* [Objective] Count how many lines include "向某溶液中加入" and answer with that number only.
━━━━━ Records to process ━━━━━
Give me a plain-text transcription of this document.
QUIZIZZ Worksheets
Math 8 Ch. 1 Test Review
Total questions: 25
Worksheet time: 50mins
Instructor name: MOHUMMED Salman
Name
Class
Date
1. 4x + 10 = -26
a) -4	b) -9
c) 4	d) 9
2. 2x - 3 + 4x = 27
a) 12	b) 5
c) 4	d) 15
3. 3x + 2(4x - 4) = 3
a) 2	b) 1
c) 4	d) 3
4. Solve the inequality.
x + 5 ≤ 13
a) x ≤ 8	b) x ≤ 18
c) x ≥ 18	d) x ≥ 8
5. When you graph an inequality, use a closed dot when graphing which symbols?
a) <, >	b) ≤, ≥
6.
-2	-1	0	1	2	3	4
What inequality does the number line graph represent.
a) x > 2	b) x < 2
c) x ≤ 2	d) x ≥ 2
━━━━━
━━━━━ Records to process ━━━━━
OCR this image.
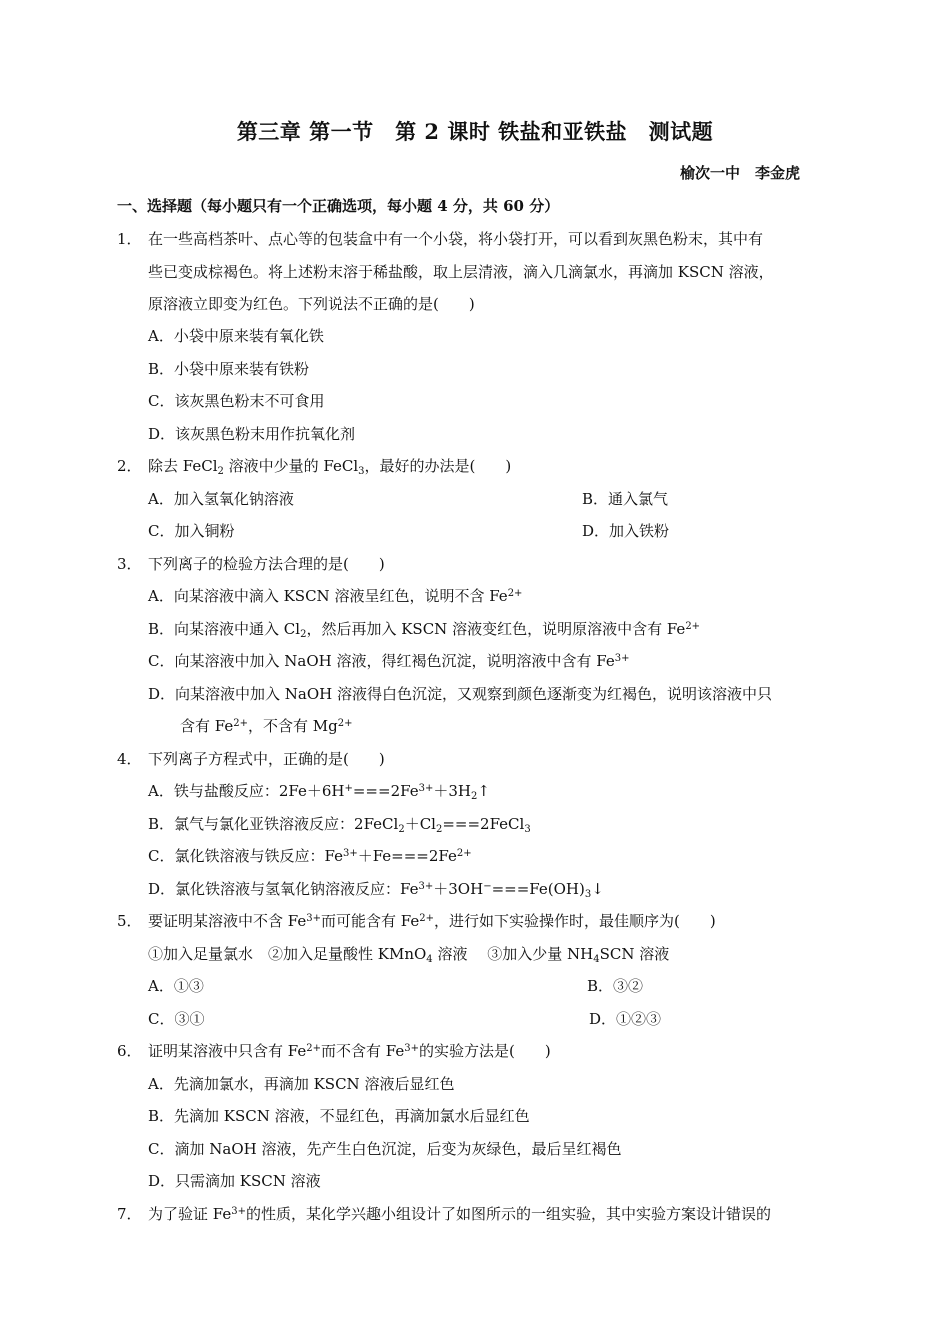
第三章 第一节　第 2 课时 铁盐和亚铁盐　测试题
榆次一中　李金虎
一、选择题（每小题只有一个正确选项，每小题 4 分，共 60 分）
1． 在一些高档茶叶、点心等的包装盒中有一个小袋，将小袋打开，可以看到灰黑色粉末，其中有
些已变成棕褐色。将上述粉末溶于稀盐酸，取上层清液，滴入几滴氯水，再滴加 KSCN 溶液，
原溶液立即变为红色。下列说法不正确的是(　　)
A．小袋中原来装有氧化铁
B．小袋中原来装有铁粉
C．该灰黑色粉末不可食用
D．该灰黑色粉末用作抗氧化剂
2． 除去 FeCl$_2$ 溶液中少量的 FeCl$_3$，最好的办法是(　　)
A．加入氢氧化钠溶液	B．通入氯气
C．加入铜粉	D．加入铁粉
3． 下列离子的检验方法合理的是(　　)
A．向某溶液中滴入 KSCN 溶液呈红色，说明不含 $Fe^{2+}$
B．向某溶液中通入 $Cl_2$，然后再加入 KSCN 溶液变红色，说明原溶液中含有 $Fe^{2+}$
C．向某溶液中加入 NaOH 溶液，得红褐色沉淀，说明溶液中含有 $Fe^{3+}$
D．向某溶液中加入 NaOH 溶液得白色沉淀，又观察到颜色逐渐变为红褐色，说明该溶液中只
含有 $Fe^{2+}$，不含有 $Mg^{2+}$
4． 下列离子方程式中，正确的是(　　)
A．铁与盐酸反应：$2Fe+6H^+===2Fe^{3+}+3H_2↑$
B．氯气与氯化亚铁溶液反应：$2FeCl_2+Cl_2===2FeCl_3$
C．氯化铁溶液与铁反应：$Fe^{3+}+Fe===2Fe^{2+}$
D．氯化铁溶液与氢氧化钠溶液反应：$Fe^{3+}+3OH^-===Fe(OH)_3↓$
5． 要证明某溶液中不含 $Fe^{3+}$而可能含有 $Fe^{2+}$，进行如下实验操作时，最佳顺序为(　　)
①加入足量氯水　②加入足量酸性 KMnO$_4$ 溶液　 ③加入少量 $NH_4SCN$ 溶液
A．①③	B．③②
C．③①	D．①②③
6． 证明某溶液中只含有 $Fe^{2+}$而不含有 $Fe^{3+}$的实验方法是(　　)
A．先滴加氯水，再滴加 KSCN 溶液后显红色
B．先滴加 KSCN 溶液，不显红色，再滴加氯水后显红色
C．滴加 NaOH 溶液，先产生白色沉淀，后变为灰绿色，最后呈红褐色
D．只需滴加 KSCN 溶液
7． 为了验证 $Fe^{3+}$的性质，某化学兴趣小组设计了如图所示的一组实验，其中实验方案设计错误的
━━━━━
* [Response to this exercise] 2